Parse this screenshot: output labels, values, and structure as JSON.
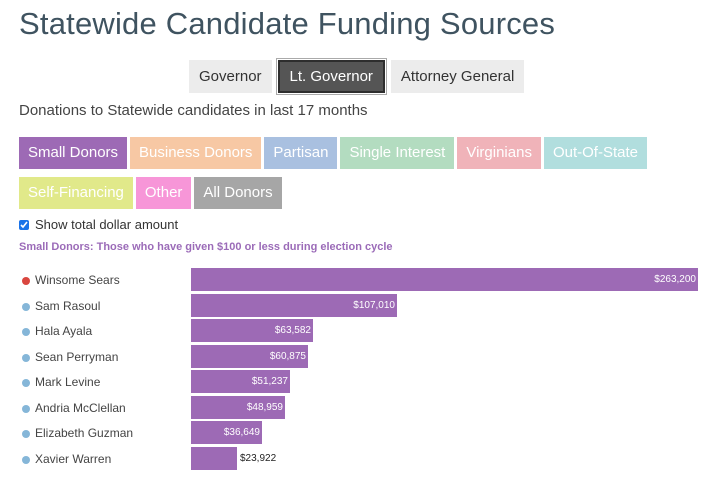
{
  "page": {
    "title": "Statewide Candidate Funding Sources",
    "subtitle": "Donations to Statewide candidates in last 17 months"
  },
  "office_tabs": [
    {
      "label": "Governor",
      "active": false
    },
    {
      "label": "Lt. Governor",
      "active": true
    },
    {
      "label": "Attorney General",
      "active": false
    }
  ],
  "categories_row1": [
    {
      "label": "Small Donors",
      "color": "#9d6ab5",
      "active": true
    },
    {
      "label": "Business Donors",
      "color": "#f7c8a4",
      "active": false
    },
    {
      "label": "Partisan",
      "color": "#a9c0e0",
      "active": false
    },
    {
      "label": "Single Interest",
      "color": "#b3dcc0",
      "active": false
    },
    {
      "label": "Virginians",
      "color": "#f0b3b9",
      "active": false
    },
    {
      "label": "Out-Of-State",
      "color": "#b1dede",
      "active": false
    }
  ],
  "categories_row2": [
    {
      "label": "Self-Financing",
      "color": "#e1e98a",
      "active": false
    },
    {
      "label": "Other",
      "color": "#f796d8",
      "active": false
    },
    {
      "label": "All Donors",
      "color": "#a6a6a6",
      "active": false
    }
  ],
  "checkbox": {
    "label": "Show total dollar amount",
    "checked": true
  },
  "category_description": "Small Donors: Those who have given $100 or less during election cycle",
  "chart_data": {
    "type": "bar",
    "orientation": "horizontal",
    "bar_color": "#9d6ab5",
    "xlim": [
      0,
      263200
    ],
    "candidates": [
      {
        "name": "Winsome Sears",
        "value": 263200,
        "label": "$263,200",
        "party_color": "#d9463f"
      },
      {
        "name": "Sam Rasoul",
        "value": 107010,
        "label": "$107,010",
        "party_color": "#85b6d8"
      },
      {
        "name": "Hala Ayala",
        "value": 63582,
        "label": "$63,582",
        "party_color": "#85b6d8"
      },
      {
        "name": "Sean Perryman",
        "value": 60875,
        "label": "$60,875",
        "party_color": "#85b6d8"
      },
      {
        "name": "Mark Levine",
        "value": 51237,
        "label": "$51,237",
        "party_color": "#85b6d8"
      },
      {
        "name": "Andria McClellan",
        "value": 48959,
        "label": "$48,959",
        "party_color": "#85b6d8"
      },
      {
        "name": "Elizabeth Guzman",
        "value": 36649,
        "label": "$36,649",
        "party_color": "#85b6d8"
      },
      {
        "name": "Xavier Warren",
        "value": 23922,
        "label": "$23,922",
        "party_color": "#85b6d8"
      }
    ]
  }
}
####
Every record above should be written out again without change, except that the pictures are left out.

Parse this screenshot: output labels, values, and structure as JSON.
{
  "page": {
    "title": "Statewide Candidate Funding Sources",
    "subtitle": "Donations to Statewide candidates in last 17 months"
  },
  "office_tabs": [
    {
      "label": "Governor",
      "active": false
    },
    {
      "label": "Lt. Governor",
      "active": true
    },
    {
      "label": "Attorney General",
      "active": false
    }
  ],
  "categories_row1": [
    {
      "label": "Small Donors",
      "color": "#9d6ab5",
      "active": true
    },
    {
      "label": "Business Donors",
      "color": "#f7c8a4",
      "active": false
    },
    {
      "label": "Partisan",
      "color": "#a9c0e0",
      "active": false
    },
    {
      "label": "Single Interest",
      "color": "#b3dcc0",
      "active": false
    },
    {
      "label": "Virginians",
      "color": "#f0b3b9",
      "active": false
    },
    {
      "label": "Out-Of-State",
      "color": "#b1dede",
      "active": false
    }
  ],
  "categories_row2": [
    {
      "label": "Self-Financing",
      "color": "#e1e98a",
      "active": false
    },
    {
      "label": "Other",
      "color": "#f796d8",
      "active": false
    },
    {
      "label": "All Donors",
      "color": "#a6a6a6",
      "active": false
    }
  ],
  "checkbox": {
    "label": "Show total dollar amount",
    "checked": true
  },
  "category_description": "Small Donors: Those who have given $100 or less during election cycle",
  "chart_data": {
    "type": "bar",
    "orientation": "horizontal",
    "bar_color": "#9d6ab5",
    "xlim": [
      0,
      263200
    ],
    "candidates": [
      {
        "name": "Winsome Sears",
        "value": 263200,
        "label": "$263,200",
        "party_color": "#d9463f"
      },
      {
        "name": "Sam Rasoul",
        "value": 107010,
        "label": "$107,010",
        "party_color": "#85b6d8"
      },
      {
        "name": "Hala Ayala",
        "value": 63582,
        "label": "$63,582",
        "party_color": "#85b6d8"
      },
      {
        "name": "Sean Perryman",
        "value": 60875,
        "label": "$60,875",
        "party_color": "#85b6d8"
      },
      {
        "name": "Mark Levine",
        "value": 51237,
        "label": "$51,237",
        "party_color": "#85b6d8"
      },
      {
        "name": "Andria McClellan",
        "value": 48959,
        "label": "$48,959",
        "party_color": "#85b6d8"
      },
      {
        "name": "Elizabeth Guzman",
        "value": 36649,
        "label": "$36,649",
        "party_color": "#85b6d8"
      },
      {
        "name": "Xavier Warren",
        "value": 23922,
        "label": "$23,922",
        "party_color": "#85b6d8"
      }
    ]
  }
}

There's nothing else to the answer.